Dataset rows about figures:
::::::

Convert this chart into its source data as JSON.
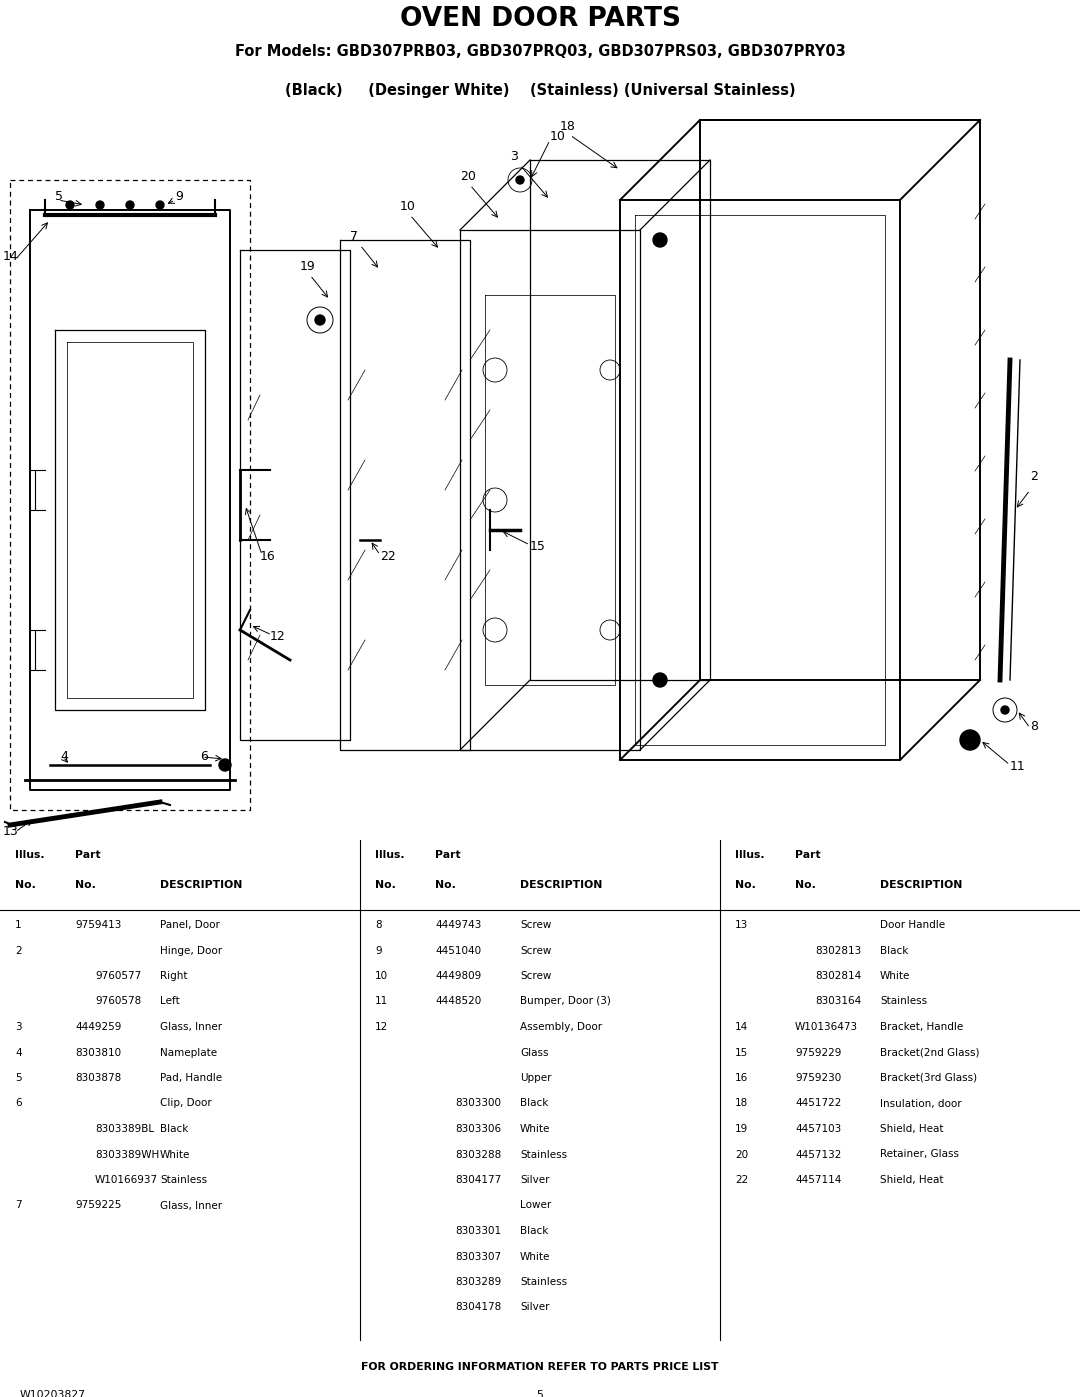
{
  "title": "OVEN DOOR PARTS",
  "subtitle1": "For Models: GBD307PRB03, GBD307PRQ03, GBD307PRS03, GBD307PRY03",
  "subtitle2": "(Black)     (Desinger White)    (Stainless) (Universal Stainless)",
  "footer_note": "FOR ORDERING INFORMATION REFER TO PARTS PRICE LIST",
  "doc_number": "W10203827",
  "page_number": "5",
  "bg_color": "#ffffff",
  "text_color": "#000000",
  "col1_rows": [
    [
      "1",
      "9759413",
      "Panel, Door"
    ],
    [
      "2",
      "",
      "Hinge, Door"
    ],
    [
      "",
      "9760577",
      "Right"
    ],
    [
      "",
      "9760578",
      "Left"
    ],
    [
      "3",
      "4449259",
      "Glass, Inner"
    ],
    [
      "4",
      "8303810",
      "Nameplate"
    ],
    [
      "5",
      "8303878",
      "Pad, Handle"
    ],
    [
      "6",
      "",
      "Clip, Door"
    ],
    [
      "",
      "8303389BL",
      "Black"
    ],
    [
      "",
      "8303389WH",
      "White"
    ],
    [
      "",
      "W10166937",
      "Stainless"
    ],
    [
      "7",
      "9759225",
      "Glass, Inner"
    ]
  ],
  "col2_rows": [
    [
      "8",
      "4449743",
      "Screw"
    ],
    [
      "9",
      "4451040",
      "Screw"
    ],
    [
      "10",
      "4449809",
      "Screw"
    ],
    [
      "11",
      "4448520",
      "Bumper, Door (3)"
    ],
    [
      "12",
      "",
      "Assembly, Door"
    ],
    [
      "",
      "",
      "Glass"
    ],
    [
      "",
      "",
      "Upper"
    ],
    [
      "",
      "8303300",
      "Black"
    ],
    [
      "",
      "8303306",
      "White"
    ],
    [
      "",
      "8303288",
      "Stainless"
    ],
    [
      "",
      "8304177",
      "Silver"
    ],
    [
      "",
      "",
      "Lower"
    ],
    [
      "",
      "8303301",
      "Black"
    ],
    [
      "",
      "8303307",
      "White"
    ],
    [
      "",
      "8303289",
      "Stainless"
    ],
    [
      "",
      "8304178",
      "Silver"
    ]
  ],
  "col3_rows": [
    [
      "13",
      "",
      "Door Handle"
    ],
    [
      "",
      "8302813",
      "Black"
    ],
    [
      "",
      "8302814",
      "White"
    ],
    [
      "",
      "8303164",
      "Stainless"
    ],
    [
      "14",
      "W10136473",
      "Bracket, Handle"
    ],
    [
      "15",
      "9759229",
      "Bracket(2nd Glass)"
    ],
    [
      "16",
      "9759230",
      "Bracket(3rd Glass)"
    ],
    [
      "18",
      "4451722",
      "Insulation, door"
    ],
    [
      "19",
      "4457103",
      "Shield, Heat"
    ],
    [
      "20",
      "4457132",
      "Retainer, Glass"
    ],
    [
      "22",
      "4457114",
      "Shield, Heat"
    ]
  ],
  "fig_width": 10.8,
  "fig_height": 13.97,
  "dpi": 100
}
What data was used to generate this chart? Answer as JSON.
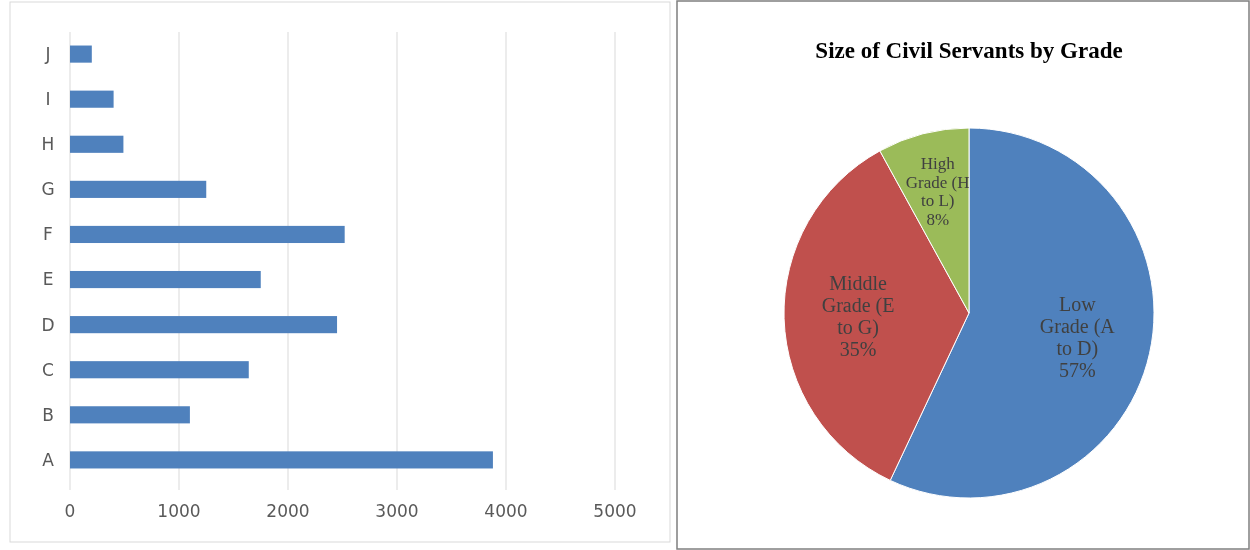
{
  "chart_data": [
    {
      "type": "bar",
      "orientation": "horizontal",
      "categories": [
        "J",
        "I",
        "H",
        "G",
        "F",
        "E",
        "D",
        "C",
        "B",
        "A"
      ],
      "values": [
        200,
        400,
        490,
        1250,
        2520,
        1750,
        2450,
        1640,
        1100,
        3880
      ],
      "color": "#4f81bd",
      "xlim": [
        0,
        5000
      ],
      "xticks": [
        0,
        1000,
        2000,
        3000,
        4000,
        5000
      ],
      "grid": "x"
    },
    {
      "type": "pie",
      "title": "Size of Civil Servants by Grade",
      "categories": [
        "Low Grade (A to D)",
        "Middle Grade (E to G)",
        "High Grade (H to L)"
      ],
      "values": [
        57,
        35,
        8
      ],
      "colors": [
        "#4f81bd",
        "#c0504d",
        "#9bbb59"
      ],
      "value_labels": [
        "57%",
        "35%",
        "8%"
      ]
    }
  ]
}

::::::

# Written task:
Print each record exactly as it stands, leaving the images out.

# Exercise result:
Convert this chart into its source data as JSON.
{
  "title": "OVEN DOOR PARTS",
  "subtitle1": "For Models: GBD307PRB03, GBD307PRQ03, GBD307PRS03, GBD307PRY03",
  "subtitle2": "(Black)     (Desinger White)    (Stainless) (Universal Stainless)",
  "footer_note": "FOR ORDERING INFORMATION REFER TO PARTS PRICE LIST",
  "doc_number": "W10203827",
  "page_number": "5",
  "bg_color": "#ffffff",
  "text_color": "#000000",
  "col1_rows": [
    [
      "1",
      "9759413",
      "Panel, Door"
    ],
    [
      "2",
      "",
      "Hinge, Door"
    ],
    [
      "",
      "9760577",
      "Right"
    ],
    [
      "",
      "9760578",
      "Left"
    ],
    [
      "3",
      "4449259",
      "Glass, Inner"
    ],
    [
      "4",
      "8303810",
      "Nameplate"
    ],
    [
      "5",
      "8303878",
      "Pad, Handle"
    ],
    [
      "6",
      "",
      "Clip, Door"
    ],
    [
      "",
      "8303389BL",
      "Black"
    ],
    [
      "",
      "8303389WH",
      "White"
    ],
    [
      "",
      "W10166937",
      "Stainless"
    ],
    [
      "7",
      "9759225",
      "Glass, Inner"
    ]
  ],
  "col2_rows": [
    [
      "8",
      "4449743",
      "Screw"
    ],
    [
      "9",
      "4451040",
      "Screw"
    ],
    [
      "10",
      "4449809",
      "Screw"
    ],
    [
      "11",
      "4448520",
      "Bumper, Door (3)"
    ],
    [
      "12",
      "",
      "Assembly, Door"
    ],
    [
      "",
      "",
      "Glass"
    ],
    [
      "",
      "",
      "Upper"
    ],
    [
      "",
      "8303300",
      "Black"
    ],
    [
      "",
      "8303306",
      "White"
    ],
    [
      "",
      "8303288",
      "Stainless"
    ],
    [
      "",
      "8304177",
      "Silver"
    ],
    [
      "",
      "",
      "Lower"
    ],
    [
      "",
      "8303301",
      "Black"
    ],
    [
      "",
      "8303307",
      "White"
    ],
    [
      "",
      "8303289",
      "Stainless"
    ],
    [
      "",
      "8304178",
      "Silver"
    ]
  ],
  "col3_rows": [
    [
      "13",
      "",
      "Door Handle"
    ],
    [
      "",
      "8302813",
      "Black"
    ],
    [
      "",
      "8302814",
      "White"
    ],
    [
      "",
      "8303164",
      "Stainless"
    ],
    [
      "14",
      "W10136473",
      "Bracket, Handle"
    ],
    [
      "15",
      "9759229",
      "Bracket(2nd Glass)"
    ],
    [
      "16",
      "9759230",
      "Bracket(3rd Glass)"
    ],
    [
      "18",
      "4451722",
      "Insulation, door"
    ],
    [
      "19",
      "4457103",
      "Shield, Heat"
    ],
    [
      "20",
      "4457132",
      "Retainer, Glass"
    ],
    [
      "22",
      "4457114",
      "Shield, Heat"
    ]
  ],
  "fig_width": 10.8,
  "fig_height": 13.97,
  "dpi": 100
}
What data was used to generate this chart? Answer as JSON.
{
  "chart_data": [
    {
      "type": "bar",
      "orientation": "horizontal",
      "categories": [
        "J",
        "I",
        "H",
        "G",
        "F",
        "E",
        "D",
        "C",
        "B",
        "A"
      ],
      "values": [
        200,
        400,
        490,
        1250,
        2520,
        1750,
        2450,
        1640,
        1100,
        3880
      ],
      "color": "#4f81bd",
      "xlim": [
        0,
        5000
      ],
      "xticks": [
        0,
        1000,
        2000,
        3000,
        4000,
        5000
      ],
      "grid": "x"
    },
    {
      "type": "pie",
      "title": "Size of Civil Servants by Grade",
      "categories": [
        "Low Grade (A to D)",
        "Middle Grade (E to G)",
        "High Grade (H to L)"
      ],
      "values": [
        57,
        35,
        8
      ],
      "colors": [
        "#4f81bd",
        "#c0504d",
        "#9bbb59"
      ],
      "value_labels": [
        "57%",
        "35%",
        "8%"
      ]
    }
  ]
}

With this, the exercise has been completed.